--- Start ---

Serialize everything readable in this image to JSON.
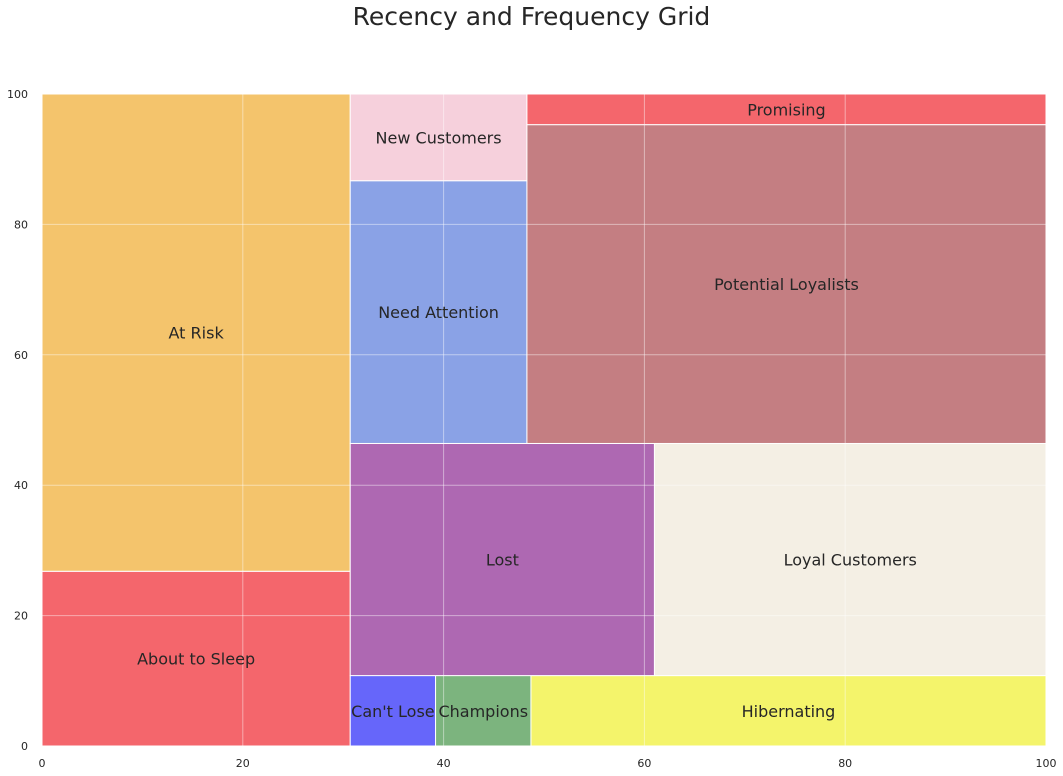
{
  "chart_data": {
    "type": "treemap",
    "title": "Recency and Frequency Grid",
    "xlim": [
      0,
      100
    ],
    "ylim": [
      0,
      100
    ],
    "xticks": [
      "0",
      "20",
      "40",
      "60",
      "80",
      "100"
    ],
    "yticks": [
      "0",
      "20",
      "40",
      "60",
      "80",
      "100"
    ],
    "grid": true,
    "segments": [
      {
        "name": "About to Sleep",
        "x": 0,
        "y": 0,
        "dx": 30.7,
        "dy": 26.8,
        "color": "#f4666c"
      },
      {
        "name": "At Risk",
        "x": 0,
        "y": 26.8,
        "dx": 30.7,
        "dy": 73.2,
        "color": "#f4c46c"
      },
      {
        "name": "Can't Lose",
        "x": 30.7,
        "y": 0,
        "dx": 8.5,
        "dy": 10.8,
        "color": "#6666fa"
      },
      {
        "name": "Champions",
        "x": 39.2,
        "y": 0,
        "dx": 9.5,
        "dy": 10.8,
        "color": "#7cb47e"
      },
      {
        "name": "Hibernating",
        "x": 48.7,
        "y": 0,
        "dx": 51.3,
        "dy": 10.8,
        "color": "#f4f46b"
      },
      {
        "name": "Lost",
        "x": 30.7,
        "y": 10.8,
        "dx": 30.3,
        "dy": 35.6,
        "color": "#ae68b2"
      },
      {
        "name": "Loyal Customers",
        "x": 61.0,
        "y": 10.8,
        "dx": 39.0,
        "dy": 35.6,
        "color": "#f4efe4"
      },
      {
        "name": "Need Attention",
        "x": 30.7,
        "y": 46.4,
        "dx": 17.6,
        "dy": 40.3,
        "color": "#8aa2e6"
      },
      {
        "name": "New Customers",
        "x": 30.7,
        "y": 86.7,
        "dx": 17.6,
        "dy": 13.3,
        "color": "#f6d0dc"
      },
      {
        "name": "Potential Loyalists",
        "x": 48.3,
        "y": 46.4,
        "dx": 51.7,
        "dy": 48.9,
        "color": "#c47e82"
      },
      {
        "name": "Promising",
        "x": 48.3,
        "y": 95.3,
        "dx": 51.7,
        "dy": 4.7,
        "color": "#f4666c"
      }
    ]
  }
}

--- End ---

Work to complete
Write the listing out a second time exactly, dropping all images.

Solution for this exercise
Serialize everything readable in this image to JSON.
{
  "chart_data": {
    "type": "treemap",
    "title": "Recency and Frequency Grid",
    "xlim": [
      0,
      100
    ],
    "ylim": [
      0,
      100
    ],
    "xticks": [
      "0",
      "20",
      "40",
      "60",
      "80",
      "100"
    ],
    "yticks": [
      "0",
      "20",
      "40",
      "60",
      "80",
      "100"
    ],
    "grid": true,
    "segments": [
      {
        "name": "About to Sleep",
        "x": 0,
        "y": 0,
        "dx": 30.7,
        "dy": 26.8,
        "color": "#f4666c"
      },
      {
        "name": "At Risk",
        "x": 0,
        "y": 26.8,
        "dx": 30.7,
        "dy": 73.2,
        "color": "#f4c46c"
      },
      {
        "name": "Can't Lose",
        "x": 30.7,
        "y": 0,
        "dx": 8.5,
        "dy": 10.8,
        "color": "#6666fa"
      },
      {
        "name": "Champions",
        "x": 39.2,
        "y": 0,
        "dx": 9.5,
        "dy": 10.8,
        "color": "#7cb47e"
      },
      {
        "name": "Hibernating",
        "x": 48.7,
        "y": 0,
        "dx": 51.3,
        "dy": 10.8,
        "color": "#f4f46b"
      },
      {
        "name": "Lost",
        "x": 30.7,
        "y": 10.8,
        "dx": 30.3,
        "dy": 35.6,
        "color": "#ae68b2"
      },
      {
        "name": "Loyal Customers",
        "x": 61.0,
        "y": 10.8,
        "dx": 39.0,
        "dy": 35.6,
        "color": "#f4efe4"
      },
      {
        "name": "Need Attention",
        "x": 30.7,
        "y": 46.4,
        "dx": 17.6,
        "dy": 40.3,
        "color": "#8aa2e6"
      },
      {
        "name": "New Customers",
        "x": 30.7,
        "y": 86.7,
        "dx": 17.6,
        "dy": 13.3,
        "color": "#f6d0dc"
      },
      {
        "name": "Potential Loyalists",
        "x": 48.3,
        "y": 46.4,
        "dx": 51.7,
        "dy": 48.9,
        "color": "#c47e82"
      },
      {
        "name": "Promising",
        "x": 48.3,
        "y": 95.3,
        "dx": 51.7,
        "dy": 4.7,
        "color": "#f4666c"
      }
    ]
  }
}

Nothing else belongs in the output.